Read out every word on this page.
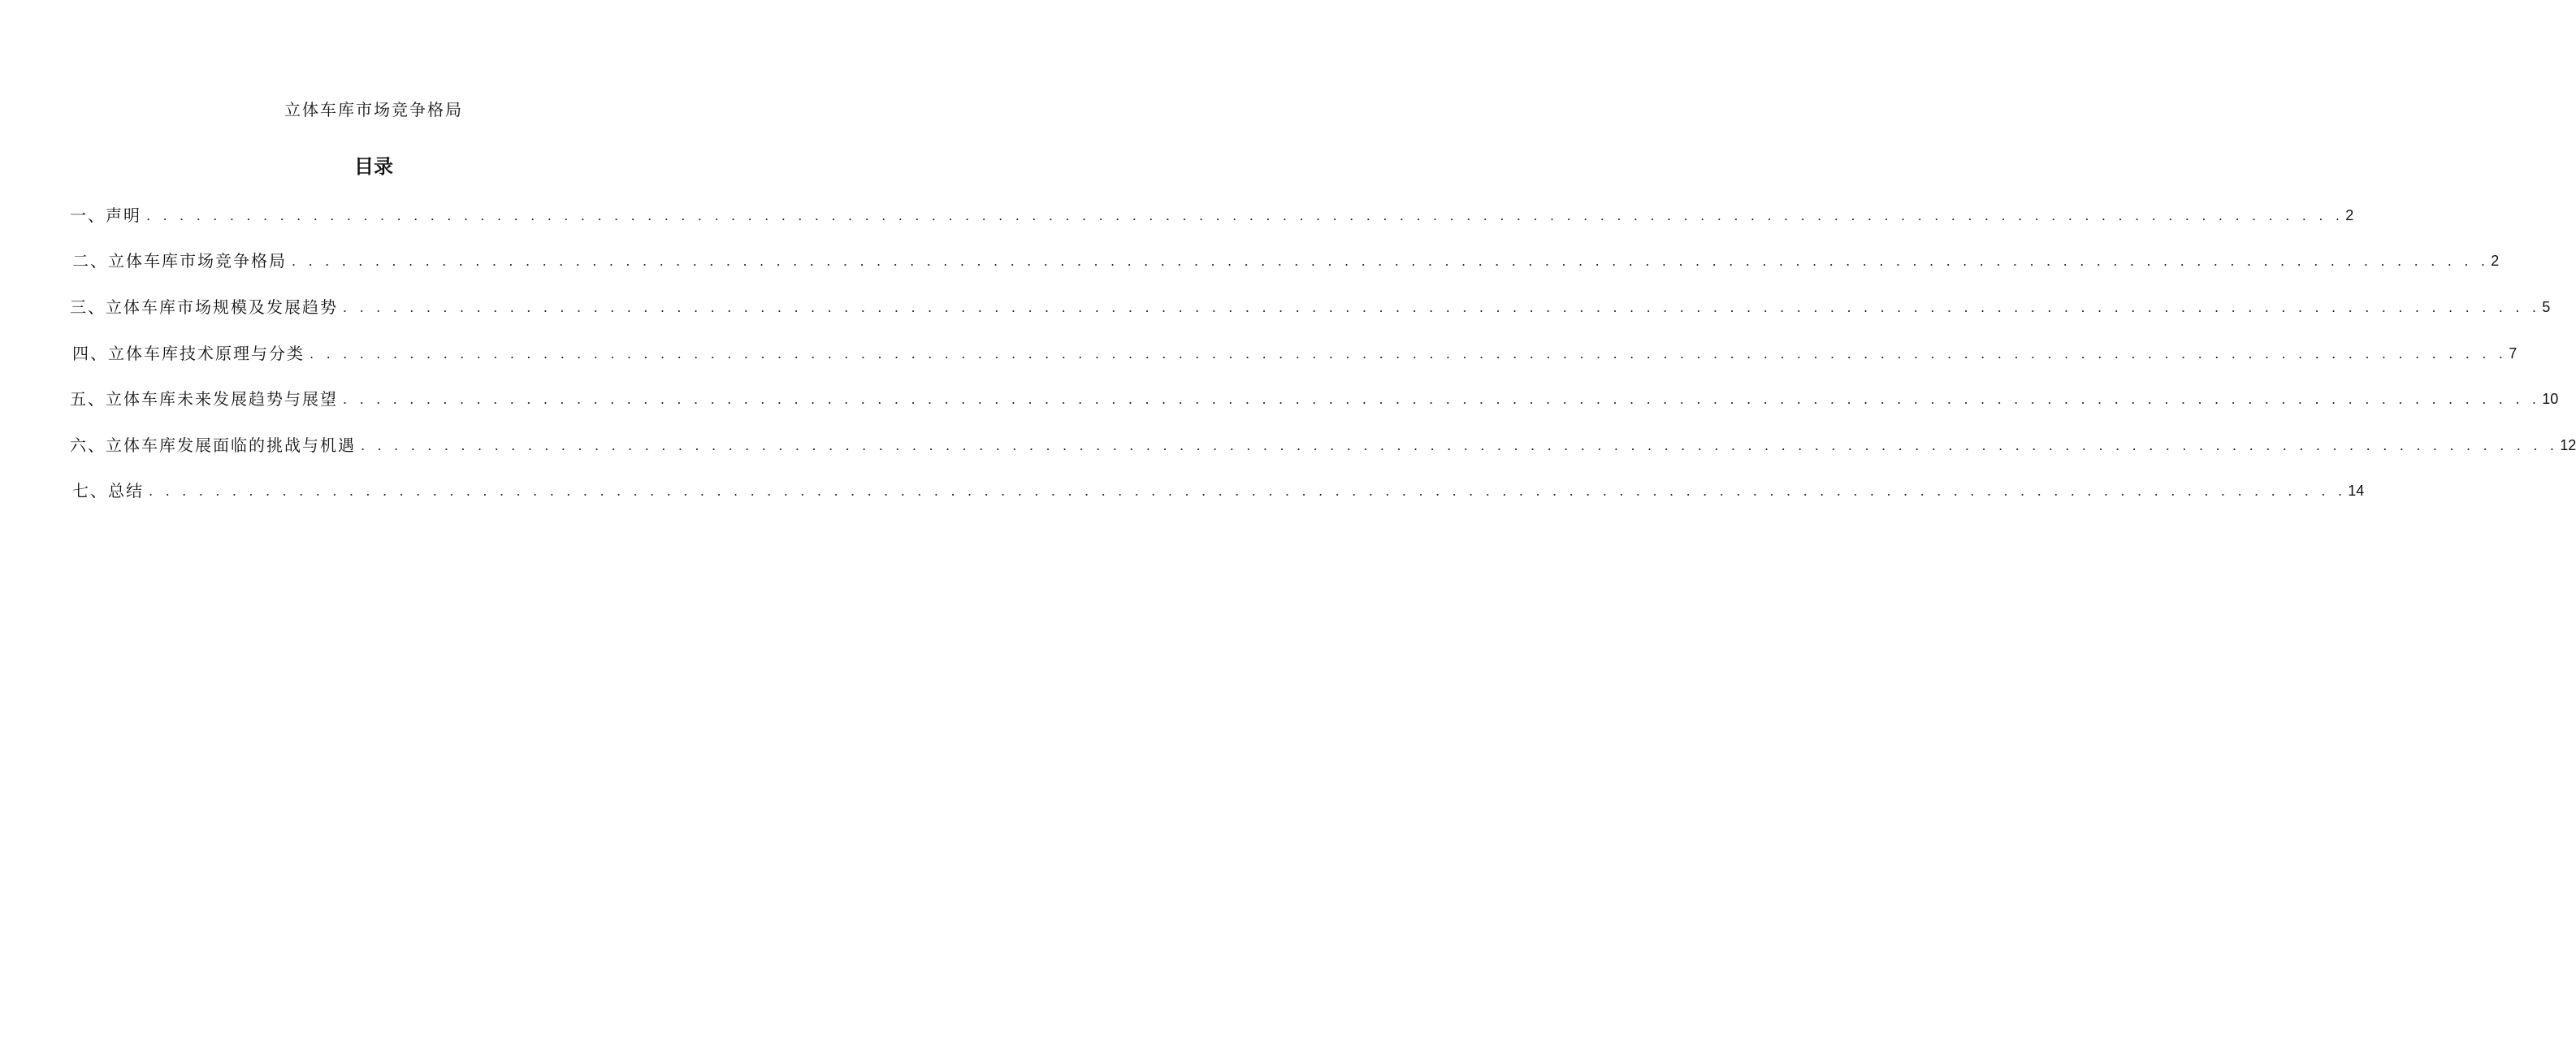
立体车库市场竞争格局
目录
一、声明 . . . . . . . . . . . . . . . . . . . . . . . . . . . . . . . . . . . . . . . . . . . . . . . . . . . . . . . . . . . . . . . . . . . . . . . . . . . . . . . . . . . . . . . . . . . . . . . . . . . . . . . . . . . . . . . . . . . . . . . . . . . . . . . . . . . . 2
二、立体车库市场竞争格局 . . . . . . . . . . . . . . . . . . . . . . . . . . . . . . . . . . . . . . . . . . . . . . . . . . . . . . . . . . . . . . . . . . . . . . . . . . . . . . . . . . . . . . . . . . . . . . . . . . . . . . . . . . . . . . . . . . . . . . . . . . . . . . . . . . . . 2
三、立体车库市场规模及发展趋势 . . . . . . . . . . . . . . . . . . . . . . . . . . . . . . . . . . . . . . . . . . . . . . . . . . . . . . . . . . . . . . . . . . . . . . . . . . . . . . . . . . . . . . . . . . . . . . . . . . . . . . . . . . . . . . . . . . . . . . . . . . . . . . . . . . . . 5
四、立体车库技术原理与分类 . . . . . . . . . . . . . . . . . . . . . . . . . . . . . . . . . . . . . . . . . . . . . . . . . . . . . . . . . . . . . . . . . . . . . . . . . . . . . . . . . . . . . . . . . . . . . . . . . . . . . . . . . . . . . . . . . . . . . . . . . . . . . . . . . . . . 7
五、立体车库未来发展趋势与展望 . . . . . . . . . . . . . . . . . . . . . . . . . . . . . . . . . . . . . . . . . . . . . . . . . . . . . . . . . . . . . . . . . . . . . . . . . . . . . . . . . . . . . . . . . . . . . . . . . . . . . . . . . . . . . . . . . . . . . . . . . . . . . . . . . . . . 10
六、立体车库发展面临的挑战与机遇 . . . . . . . . . . . . . . . . . . . . . . . . . . . . . . . . . . . . . . . . . . . . . . . . . . . . . . . . . . . . . . . . . . . . . . . . . . . . . . . . . . . . . . . . . . . . . . . . . . . . . . . . . . . . . . . . . . . . . . . . . . . . . . . . . . . . 12
七、总结 . . . . . . . . . . . . . . . . . . . . . . . . . . . . . . . . . . . . . . . . . . . . . . . . . . . . . . . . . . . . . . . . . . . . . . . . . . . . . . . . . . . . . . . . . . . . . . . . . . . . . . . . . . . . . . . . . . . . . . . . . . . . . . . . . . . . 14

▬▬▬▬▬▬▬▬▬▬

> [What the exercise asks]
Set down the complete material exactly, but do not include the images.

> [Output of the task]
Read out every word on this page.
立体车库市场竞争格局
目录
一、声明 . . . . . . . . . . . . . . . . . . . . . . . . . . . . . . . . . . . . . . . . . . . . . . . . . . . . . . . . . . . . . . . . . . . . . . . . . . . . . . . . . . . . . . . . . . . . . . . . . . . . . . . . . . . . . . . . . . . . . . . . . . . . . . . . . . . . 2
二、立体车库市场竞争格局 . . . . . . . . . . . . . . . . . . . . . . . . . . . . . . . . . . . . . . . . . . . . . . . . . . . . . . . . . . . . . . . . . . . . . . . . . . . . . . . . . . . . . . . . . . . . . . . . . . . . . . . . . . . . . . . . . . . . . . . . . . . . . . . . . . . . 2
三、立体车库市场规模及发展趋势 . . . . . . . . . . . . . . . . . . . . . . . . . . . . . . . . . . . . . . . . . . . . . . . . . . . . . . . . . . . . . . . . . . . . . . . . . . . . . . . . . . . . . . . . . . . . . . . . . . . . . . . . . . . . . . . . . . . . . . . . . . . . . . . . . . . . 5
四、立体车库技术原理与分类 . . . . . . . . . . . . . . . . . . . . . . . . . . . . . . . . . . . . . . . . . . . . . . . . . . . . . . . . . . . . . . . . . . . . . . . . . . . . . . . . . . . . . . . . . . . . . . . . . . . . . . . . . . . . . . . . . . . . . . . . . . . . . . . . . . . . 7
五、立体车库未来发展趋势与展望 . . . . . . . . . . . . . . . . . . . . . . . . . . . . . . . . . . . . . . . . . . . . . . . . . . . . . . . . . . . . . . . . . . . . . . . . . . . . . . . . . . . . . . . . . . . . . . . . . . . . . . . . . . . . . . . . . . . . . . . . . . . . . . . . . . . . 10
六、立体车库发展面临的挑战与机遇 . . . . . . . . . . . . . . . . . . . . . . . . . . . . . . . . . . . . . . . . . . . . . . . . . . . . . . . . . . . . . . . . . . . . . . . . . . . . . . . . . . . . . . . . . . . . . . . . . . . . . . . . . . . . . . . . . . . . . . . . . . . . . . . . . . . . 12
七、总结 . . . . . . . . . . . . . . . . . . . . . . . . . . . . . . . . . . . . . . . . . . . . . . . . . . . . . . . . . . . . . . . . . . . . . . . . . . . . . . . . . . . . . . . . . . . . . . . . . . . . . . . . . . . . . . . . . . . . . . . . . . . . . . . . . . . . 14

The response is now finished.